| Directions for this task |
Copy, from the entries below, each line where the word "JSON" can be found.

| Provided data |
......
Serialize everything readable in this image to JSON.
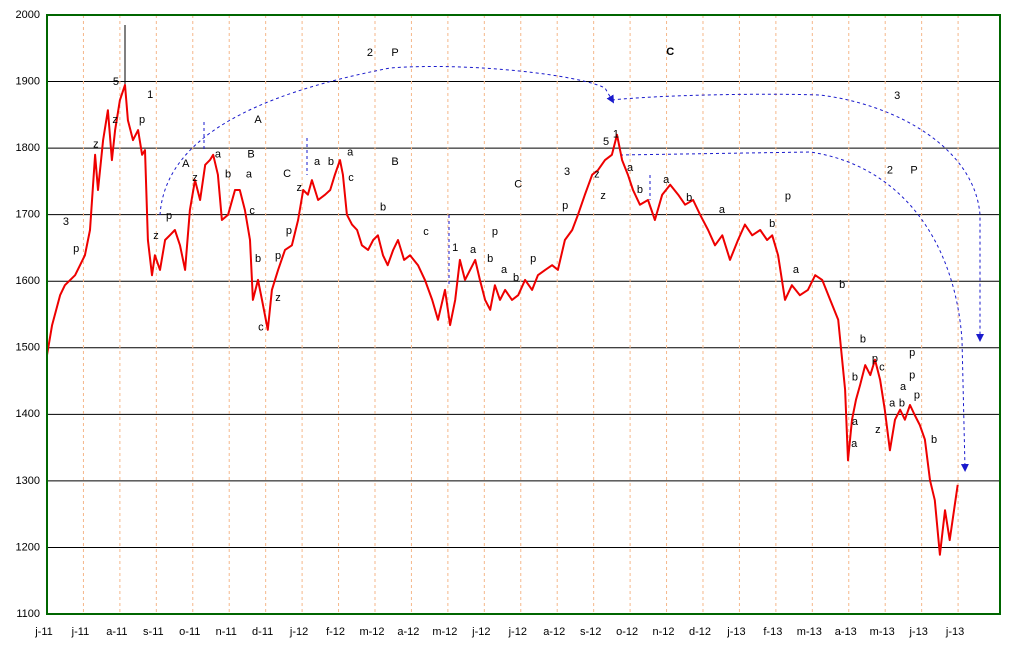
{
  "chart_data": {
    "type": "line",
    "color": "#ee0000",
    "grid": true,
    "xlim": [
      0,
      26.15
    ],
    "ylim": [
      1100,
      2000
    ],
    "yticks": [
      1100,
      1200,
      1300,
      1400,
      1500,
      1600,
      1700,
      1800,
      1900,
      2000
    ],
    "xticks": [
      {
        "value": 0,
        "label": "j-11"
      },
      {
        "value": 1,
        "label": "j-11"
      },
      {
        "value": 2,
        "label": "a-11"
      },
      {
        "value": 3,
        "label": "s-11"
      },
      {
        "value": 4,
        "label": "o-11"
      },
      {
        "value": 5,
        "label": "n-11"
      },
      {
        "value": 6,
        "label": "d-11"
      },
      {
        "value": 7,
        "label": "j-12"
      },
      {
        "value": 8,
        "label": "f-12"
      },
      {
        "value": 9,
        "label": "m-12"
      },
      {
        "value": 10,
        "label": "a-12"
      },
      {
        "value": 11,
        "label": "m-12"
      },
      {
        "value": 12,
        "label": "j-12"
      },
      {
        "value": 13,
        "label": "j-12"
      },
      {
        "value": 14,
        "label": "a-12"
      },
      {
        "value": 15,
        "label": "s-12"
      },
      {
        "value": 16,
        "label": "o-12"
      },
      {
        "value": 17,
        "label": "n-12"
      },
      {
        "value": 18,
        "label": "d-12"
      },
      {
        "value": 19,
        "label": "j-13"
      },
      {
        "value": 20,
        "label": "f-13"
      },
      {
        "value": 21,
        "label": "m-13"
      },
      {
        "value": 22,
        "label": "a-13"
      },
      {
        "value": 23,
        "label": "m-13"
      },
      {
        "value": 24,
        "label": "j-13"
      },
      {
        "value": 25,
        "label": "j-13"
      }
    ],
    "x": [
      0,
      0.14,
      0.36,
      0.49,
      0.77,
      1.04,
      1.18,
      1.32,
      1.4,
      1.54,
      1.67,
      1.78,
      1.87,
      2.0,
      2.14,
      2.22,
      2.36,
      2.5,
      2.61,
      2.69,
      2.77,
      2.88,
      2.96,
      3.1,
      3.24,
      3.37,
      3.51,
      3.65,
      3.79,
      3.92,
      4.06,
      4.2,
      4.34,
      4.47,
      4.56,
      4.69,
      4.8,
      4.97,
      5.16,
      5.29,
      5.43,
      5.57,
      5.65,
      5.79,
      5.9,
      6.06,
      6.17,
      6.34,
      6.53,
      6.72,
      6.89,
      7.03,
      7.16,
      7.27,
      7.44,
      7.63,
      7.77,
      7.9,
      8.04,
      8.12,
      8.23,
      8.37,
      8.51,
      8.64,
      8.81,
      8.95,
      9.08,
      9.22,
      9.35,
      9.5,
      9.63,
      9.8,
      9.96,
      10.18,
      10.37,
      10.57,
      10.73,
      10.92,
      11.06,
      11.2,
      11.33,
      11.47,
      11.61,
      11.75,
      11.88,
      12.02,
      12.16,
      12.29,
      12.43,
      12.57,
      12.76,
      12.93,
      13.12,
      13.31,
      13.47,
      13.67,
      13.86,
      14.02,
      14.21,
      14.41,
      14.57,
      14.76,
      14.96,
      15.12,
      15.31,
      15.5,
      15.64,
      15.78,
      15.94,
      16.08,
      16.27,
      16.49,
      16.68,
      16.88,
      17.1,
      17.32,
      17.51,
      17.73,
      17.92,
      18.14,
      18.33,
      18.53,
      18.74,
      18.96,
      19.15,
      19.35,
      19.57,
      19.76,
      19.9,
      20.06,
      20.25,
      20.44,
      20.66,
      20.88,
      21.08,
      21.27,
      21.49,
      21.71,
      21.9,
      21.98,
      22.09,
      22.2,
      22.31,
      22.45,
      22.59,
      22.72,
      22.86,
      22.99,
      23.13,
      23.27,
      23.41,
      23.54,
      23.68,
      23.81,
      23.95,
      24.09,
      24.23,
      24.36,
      24.5,
      24.64,
      24.77,
      24.91,
      24.99
    ],
    "values": [
      1489,
      1534,
      1579,
      1594,
      1609,
      1639,
      1677,
      1790,
      1737,
      1812,
      1857,
      1782,
      1827,
      1872,
      1895,
      1842,
      1812,
      1827,
      1790,
      1797,
      1662,
      1609,
      1639,
      1617,
      1662,
      1669,
      1677,
      1654,
      1617,
      1707,
      1752,
      1722,
      1775,
      1782,
      1790,
      1760,
      1692,
      1700,
      1737,
      1737,
      1707,
      1662,
      1572,
      1602,
      1572,
      1527,
      1587,
      1617,
      1647,
      1654,
      1692,
      1737,
      1730,
      1752,
      1722,
      1730,
      1737,
      1760,
      1782,
      1760,
      1700,
      1685,
      1677,
      1654,
      1647,
      1662,
      1669,
      1639,
      1624,
      1647,
      1662,
      1632,
      1639,
      1624,
      1602,
      1572,
      1542,
      1587,
      1534,
      1572,
      1632,
      1602,
      1617,
      1632,
      1602,
      1572,
      1557,
      1594,
      1572,
      1587,
      1572,
      1579,
      1602,
      1587,
      1609,
      1617,
      1624,
      1617,
      1662,
      1677,
      1700,
      1730,
      1760,
      1767,
      1782,
      1790,
      1820,
      1782,
      1760,
      1737,
      1715,
      1722,
      1692,
      1730,
      1745,
      1730,
      1715,
      1722,
      1700,
      1677,
      1654,
      1669,
      1632,
      1662,
      1685,
      1669,
      1677,
      1662,
      1669,
      1639,
      1572,
      1594,
      1579,
      1587,
      1609,
      1602,
      1572,
      1542,
      1437,
      1331,
      1392,
      1422,
      1444,
      1474,
      1459,
      1482,
      1452,
      1407,
      1346,
      1392,
      1407,
      1392,
      1414,
      1399,
      1384,
      1362,
      1301,
      1271,
      1189,
      1256,
      1211,
      1264,
      1294
    ],
    "annotations": [
      {
        "text": "5",
        "x": 1.89,
        "y": 1899,
        "color": "#1a1acc"
      },
      {
        "text": "1",
        "x": 2.83,
        "y": 1880,
        "color": "#1a1acc"
      },
      {
        "text": "3",
        "x": 0.52,
        "y": 1689,
        "color": "#1a1acc"
      },
      {
        "text": "p",
        "x": 0.8,
        "y": 1648,
        "color": "#1a1acc"
      },
      {
        "text": "z",
        "x": 1.34,
        "y": 1805,
        "color": "#1a1acc"
      },
      {
        "text": "z",
        "x": 1.87,
        "y": 1842,
        "color": "#1a1acc"
      },
      {
        "text": "p",
        "x": 2.61,
        "y": 1842,
        "color": "#1a1acc"
      },
      {
        "text": "z",
        "x": 2.99,
        "y": 1668,
        "color": "#1a1acc"
      },
      {
        "text": "p",
        "x": 3.35,
        "y": 1698,
        "color": "#119911"
      },
      {
        "text": "A",
        "x": 3.81,
        "y": 1776,
        "color": "#119911"
      },
      {
        "text": "z",
        "x": 4.06,
        "y": 1755,
        "color": "#119911"
      },
      {
        "text": "a",
        "x": 4.69,
        "y": 1790,
        "color": "#119911"
      },
      {
        "text": "b",
        "x": 4.97,
        "y": 1760,
        "color": "#119911"
      },
      {
        "text": "A",
        "x": 5.79,
        "y": 1842,
        "color": "#1a1acc"
      },
      {
        "text": "B",
        "x": 5.6,
        "y": 1790,
        "color": "#119911"
      },
      {
        "text": "a",
        "x": 5.54,
        "y": 1760,
        "color": "#1a1acc"
      },
      {
        "text": "c",
        "x": 5.63,
        "y": 1705,
        "color": "#119911"
      },
      {
        "text": "b",
        "x": 5.79,
        "y": 1633,
        "color": "#1a1acc"
      },
      {
        "text": "c",
        "x": 5.87,
        "y": 1530,
        "color": "#1a1acc"
      },
      {
        "text": "z",
        "x": 6.34,
        "y": 1575,
        "color": "#119911"
      },
      {
        "text": "C",
        "x": 6.59,
        "y": 1761,
        "color": "#119911"
      },
      {
        "text": "z",
        "x": 6.92,
        "y": 1740,
        "color": "#1a1acc"
      },
      {
        "text": "p",
        "x": 6.64,
        "y": 1675,
        "color": "#1a1acc"
      },
      {
        "text": "p",
        "x": 6.34,
        "y": 1638,
        "color": "#119911"
      },
      {
        "text": "a",
        "x": 7.41,
        "y": 1779,
        "color": "#119911"
      },
      {
        "text": "b",
        "x": 7.79,
        "y": 1779,
        "color": "#119911"
      },
      {
        "text": "a",
        "x": 8.32,
        "y": 1793,
        "color": "#1a1acc"
      },
      {
        "text": "c",
        "x": 8.34,
        "y": 1755,
        "color": "#119911"
      },
      {
        "text": "B",
        "x": 9.55,
        "y": 1779,
        "color": "#1a1acc"
      },
      {
        "text": "b",
        "x": 9.22,
        "y": 1711,
        "color": "#1a1acc"
      },
      {
        "text": "c",
        "x": 10.4,
        "y": 1674,
        "color": "#1a1acc"
      },
      {
        "text": "2",
        "x": 8.86,
        "y": 1943,
        "color": "#1a1acc"
      },
      {
        "text": "P",
        "x": 9.55,
        "y": 1943,
        "color": "#1a1acc"
      },
      {
        "text": "C",
        "x": 17.1,
        "y": 1944,
        "color": "#1a1acc"
      },
      {
        "text": "1",
        "x": 11.2,
        "y": 1650,
        "color": "#1a1acc"
      },
      {
        "text": "a",
        "x": 11.69,
        "y": 1647,
        "color": "#119911"
      },
      {
        "text": "b",
        "x": 12.16,
        "y": 1633,
        "color": "#119911"
      },
      {
        "text": "p",
        "x": 12.29,
        "y": 1674,
        "color": "#1a1acc"
      },
      {
        "text": "a",
        "x": 12.54,
        "y": 1617,
        "color": "#119911"
      },
      {
        "text": "b",
        "x": 12.87,
        "y": 1605,
        "color": "#119911"
      },
      {
        "text": "p",
        "x": 13.34,
        "y": 1633,
        "color": "#119911"
      },
      {
        "text": "C",
        "x": 12.93,
        "y": 1745,
        "color": "#1a1acc"
      },
      {
        "text": "3",
        "x": 14.27,
        "y": 1764,
        "color": "#1a1acc"
      },
      {
        "text": "p",
        "x": 14.22,
        "y": 1713,
        "color": "#119911"
      },
      {
        "text": "5",
        "x": 15.34,
        "y": 1809,
        "color": "#1a1acc"
      },
      {
        "text": "1",
        "x": 15.61,
        "y": 1820,
        "color": "#1a1acc"
      },
      {
        "text": "z",
        "x": 15.09,
        "y": 1760,
        "color": "#119911"
      },
      {
        "text": "z",
        "x": 15.26,
        "y": 1728,
        "color": "#1a1acc"
      },
      {
        "text": "a",
        "x": 16.0,
        "y": 1770,
        "color": "#1a1acc"
      },
      {
        "text": "b",
        "x": 16.27,
        "y": 1737,
        "color": "#1a1acc"
      },
      {
        "text": "a",
        "x": 16.99,
        "y": 1752,
        "color": "#1a1acc"
      },
      {
        "text": "b",
        "x": 17.62,
        "y": 1725,
        "color": "#1a1acc"
      },
      {
        "text": "a",
        "x": 18.52,
        "y": 1707,
        "color": "#1a1acc"
      },
      {
        "text": "3",
        "x": 23.33,
        "y": 1878,
        "color": "#1a1acc"
      },
      {
        "text": "2",
        "x": 23.13,
        "y": 1766,
        "color": "#1a1acc"
      },
      {
        "text": "P",
        "x": 23.79,
        "y": 1766,
        "color": "#1a1acc"
      },
      {
        "text": "b",
        "x": 19.9,
        "y": 1686,
        "color": "#1a1acc"
      },
      {
        "text": "p",
        "x": 20.33,
        "y": 1727,
        "color": "#1a1acc"
      },
      {
        "text": "a",
        "x": 20.55,
        "y": 1617,
        "color": "#1a1acc"
      },
      {
        "text": "b",
        "x": 21.82,
        "y": 1594,
        "color": "#1a1acc"
      },
      {
        "text": "b",
        "x": 22.39,
        "y": 1512,
        "color": "#119911"
      },
      {
        "text": "p",
        "x": 22.72,
        "y": 1483,
        "color": "#119911"
      },
      {
        "text": "c",
        "x": 22.91,
        "y": 1470,
        "color": "#1a1acc"
      },
      {
        "text": "b",
        "x": 22.17,
        "y": 1455,
        "color": "#1a1acc"
      },
      {
        "text": "a",
        "x": 22.17,
        "y": 1388,
        "color": "#1a1acc"
      },
      {
        "text": "a",
        "x": 22.15,
        "y": 1355,
        "color": "#119911"
      },
      {
        "text": "z",
        "x": 22.8,
        "y": 1376,
        "color": "#119911"
      },
      {
        "text": "p",
        "x": 23.74,
        "y": 1492,
        "color": "#1a1acc"
      },
      {
        "text": "p",
        "x": 23.74,
        "y": 1458,
        "color": "#119911"
      },
      {
        "text": "a",
        "x": 23.49,
        "y": 1441,
        "color": "#1a1acc"
      },
      {
        "text": "p",
        "x": 23.87,
        "y": 1428,
        "color": "#119911"
      },
      {
        "text": "a",
        "x": 23.19,
        "y": 1416,
        "color": "#119911"
      },
      {
        "text": "b",
        "x": 23.46,
        "y": 1416,
        "color": "#1a1acc"
      },
      {
        "text": "b",
        "x": 24.34,
        "y": 1361,
        "color": "#1a1acc"
      }
    ]
  }
}
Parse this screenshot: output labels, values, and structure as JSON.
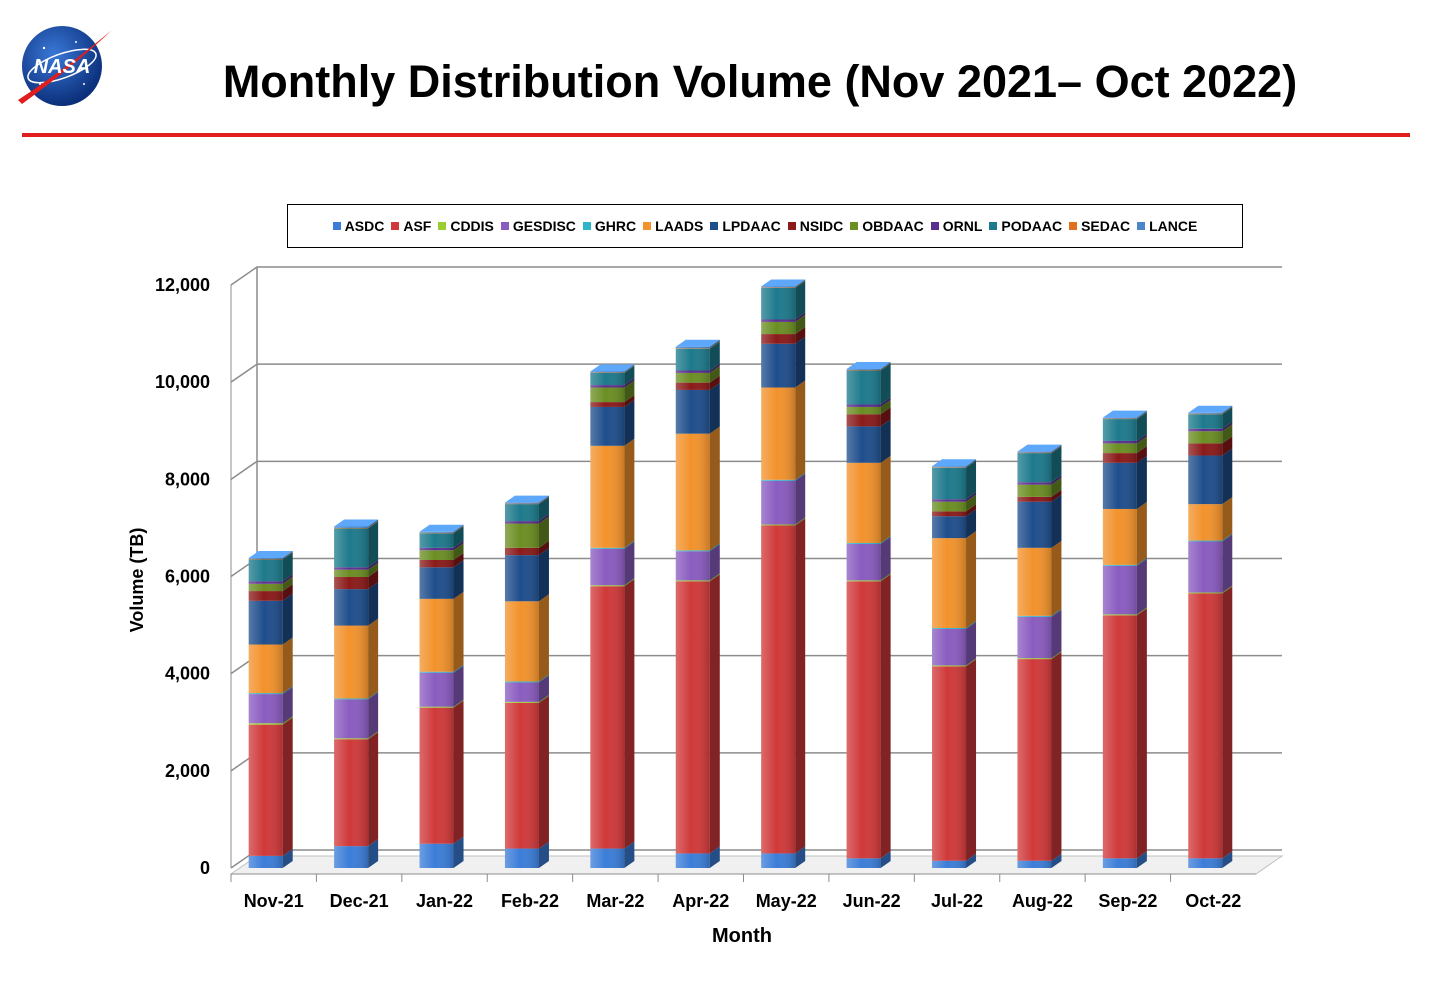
{
  "header": {
    "title": "Monthly Distribution Volume (Nov 2021– Oct 2022)",
    "logo_text": "NASA"
  },
  "colors": {
    "ASDC": "#3b7dd8",
    "ASF": "#d0393a",
    "CDDIS": "#9acd32",
    "GESDISC": "#8a5cc0",
    "GHRC": "#2fb5c8",
    "LAADS": "#f2922c",
    "LPDAAC": "#1f4e8c",
    "NSIDC": "#8b1a1a",
    "OBDAAC": "#6b8e23",
    "ORNL": "#5b2d90",
    "PODAAC": "#1d7a8c",
    "SEDAC": "#e0701e",
    "LANCE": "#4a86c8",
    "title_rule": "#e01e1e"
  },
  "chart_data": {
    "type": "bar",
    "stacked": true,
    "xlabel": "Month",
    "ylabel": "Volume (TB)",
    "ylim": [
      0,
      12000
    ],
    "yticks": [
      "0",
      "2,000",
      "4,000",
      "6,000",
      "8,000",
      "10,000",
      "12,000"
    ],
    "ytick_values": [
      0,
      2000,
      4000,
      6000,
      8000,
      10000,
      12000
    ],
    "grid": true,
    "legend_position": "top",
    "categories": [
      "Nov-21",
      "Dec-21",
      "Jan-22",
      "Feb-22",
      "Mar-22",
      "Apr-22",
      "May-22",
      "Jun-22",
      "Jul-22",
      "Aug-22",
      "Sep-22",
      "Oct-22"
    ],
    "series": [
      {
        "name": "ASDC",
        "values": [
          250,
          450,
          500,
          400,
          400,
          300,
          300,
          200,
          150,
          150,
          200,
          200
        ]
      },
      {
        "name": "ASF",
        "values": [
          2700,
          2200,
          2800,
          3000,
          5400,
          5600,
          6750,
          5700,
          4000,
          4150,
          5000,
          5450
        ]
      },
      {
        "name": "CDDIS",
        "values": [
          30,
          20,
          20,
          20,
          20,
          20,
          20,
          20,
          20,
          20,
          20,
          20
        ]
      },
      {
        "name": "GESDISC",
        "values": [
          600,
          800,
          700,
          400,
          750,
          600,
          900,
          750,
          750,
          850,
          1000,
          1050
        ]
      },
      {
        "name": "GHRC",
        "values": [
          20,
          20,
          20,
          20,
          20,
          20,
          20,
          20,
          20,
          20,
          20,
          20
        ]
      },
      {
        "name": "LAADS",
        "values": [
          1000,
          1500,
          1500,
          1650,
          2100,
          2400,
          1900,
          1650,
          1850,
          1400,
          1150,
          750
        ]
      },
      {
        "name": "LPDAAC",
        "values": [
          900,
          750,
          650,
          950,
          800,
          900,
          900,
          750,
          450,
          950,
          950,
          1000
        ]
      },
      {
        "name": "NSIDC",
        "values": [
          200,
          250,
          150,
          150,
          100,
          150,
          200,
          250,
          100,
          100,
          200,
          250
        ]
      },
      {
        "name": "OBDAAC",
        "values": [
          150,
          150,
          200,
          500,
          300,
          200,
          250,
          150,
          200,
          250,
          200,
          250
        ]
      },
      {
        "name": "ORNL",
        "values": [
          50,
          50,
          50,
          50,
          50,
          50,
          50,
          50,
          50,
          50,
          50,
          50
        ]
      },
      {
        "name": "PODAAC",
        "values": [
          450,
          800,
          300,
          350,
          250,
          450,
          650,
          700,
          650,
          600,
          450,
          300
        ]
      },
      {
        "name": "SEDAC",
        "values": [
          10,
          10,
          10,
          10,
          10,
          10,
          10,
          10,
          10,
          10,
          10,
          10
        ]
      },
      {
        "name": "LANCE",
        "values": [
          20,
          30,
          20,
          20,
          20,
          30,
          20,
          20,
          20,
          20,
          20,
          20
        ]
      }
    ]
  }
}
......
| Answer to this problem |
Serialize everything readable in this image to JSON.
Parse this screenshot: output labels, values, and structure as JSON.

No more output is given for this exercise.